======== EXTRACTED MATERIAL

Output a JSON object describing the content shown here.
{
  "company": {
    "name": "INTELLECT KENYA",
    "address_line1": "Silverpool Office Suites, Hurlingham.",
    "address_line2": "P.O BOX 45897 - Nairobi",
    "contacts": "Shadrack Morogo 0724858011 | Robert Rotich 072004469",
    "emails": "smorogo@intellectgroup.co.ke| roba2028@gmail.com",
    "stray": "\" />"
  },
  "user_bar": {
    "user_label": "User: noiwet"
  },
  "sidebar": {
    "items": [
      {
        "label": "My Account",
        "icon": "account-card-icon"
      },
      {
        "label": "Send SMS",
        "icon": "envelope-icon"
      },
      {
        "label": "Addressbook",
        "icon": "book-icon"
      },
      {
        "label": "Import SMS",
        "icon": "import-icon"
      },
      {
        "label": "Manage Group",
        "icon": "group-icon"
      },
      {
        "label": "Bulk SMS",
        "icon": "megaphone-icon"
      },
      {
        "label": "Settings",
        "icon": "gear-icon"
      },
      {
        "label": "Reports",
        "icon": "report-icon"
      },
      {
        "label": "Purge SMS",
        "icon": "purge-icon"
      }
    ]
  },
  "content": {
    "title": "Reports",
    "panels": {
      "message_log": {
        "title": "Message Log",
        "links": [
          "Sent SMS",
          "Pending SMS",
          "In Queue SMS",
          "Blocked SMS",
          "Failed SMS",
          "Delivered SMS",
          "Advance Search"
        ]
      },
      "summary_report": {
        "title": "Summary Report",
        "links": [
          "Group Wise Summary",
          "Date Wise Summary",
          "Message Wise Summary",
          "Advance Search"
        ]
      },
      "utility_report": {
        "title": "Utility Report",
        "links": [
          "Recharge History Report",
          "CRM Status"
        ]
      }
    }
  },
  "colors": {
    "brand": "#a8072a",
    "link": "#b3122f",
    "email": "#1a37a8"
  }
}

================

> _WHAT YOU WILL DO_
Transcribe the material above in its entirety. Match it exactly.

> _WRITTEN REPLY_
Output a JSON object describing the content shown here.
{
  "company": {
    "name": "INTELLECT KENYA",
    "address_line1": "Silverpool Office Suites, Hurlingham.",
    "address_line2": "P.O BOX 45897 - Nairobi",
    "contacts": "Shadrack Morogo 0724858011 | Robert Rotich 072004469",
    "emails": "smorogo@intellectgroup.co.ke| roba2028@gmail.com",
    "stray": "\" />"
  },
  "user_bar": {
    "user_label": "User: noiwet"
  },
  "sidebar": {
    "items": [
      {
        "label": "My Account",
        "icon": "account-card-icon"
      },
      {
        "label": "Send SMS",
        "icon": "envelope-icon"
      },
      {
        "label": "Addressbook",
        "icon": "book-icon"
      },
      {
        "label": "Import SMS",
        "icon": "import-icon"
      },
      {
        "label": "Manage Group",
        "icon": "group-icon"
      },
      {
        "label": "Bulk SMS",
        "icon": "megaphone-icon"
      },
      {
        "label": "Settings",
        "icon": "gear-icon"
      },
      {
        "label": "Reports",
        "icon": "report-icon"
      },
      {
        "label": "Purge SMS",
        "icon": "purge-icon"
      }
    ]
  },
  "content": {
    "title": "Reports",
    "panels": {
      "message_log": {
        "title": "Message Log",
        "links": [
          "Sent SMS",
          "Pending SMS",
          "In Queue SMS",
          "Blocked SMS",
          "Failed SMS",
          "Delivered SMS",
          "Advance Search"
        ]
      },
      "summary_report": {
        "title": "Summary Report",
        "links": [
          "Group Wise Summary",
          "Date Wise Summary",
          "Message Wise Summary",
          "Advance Search"
        ]
      },
      "utility_report": {
        "title": "Utility Report",
        "links": [
          "Recharge History Report",
          "CRM Status"
        ]
      }
    }
  },
  "colors": {
    "brand": "#a8072a",
    "link": "#b3122f",
    "email": "#1a37a8"
  }
}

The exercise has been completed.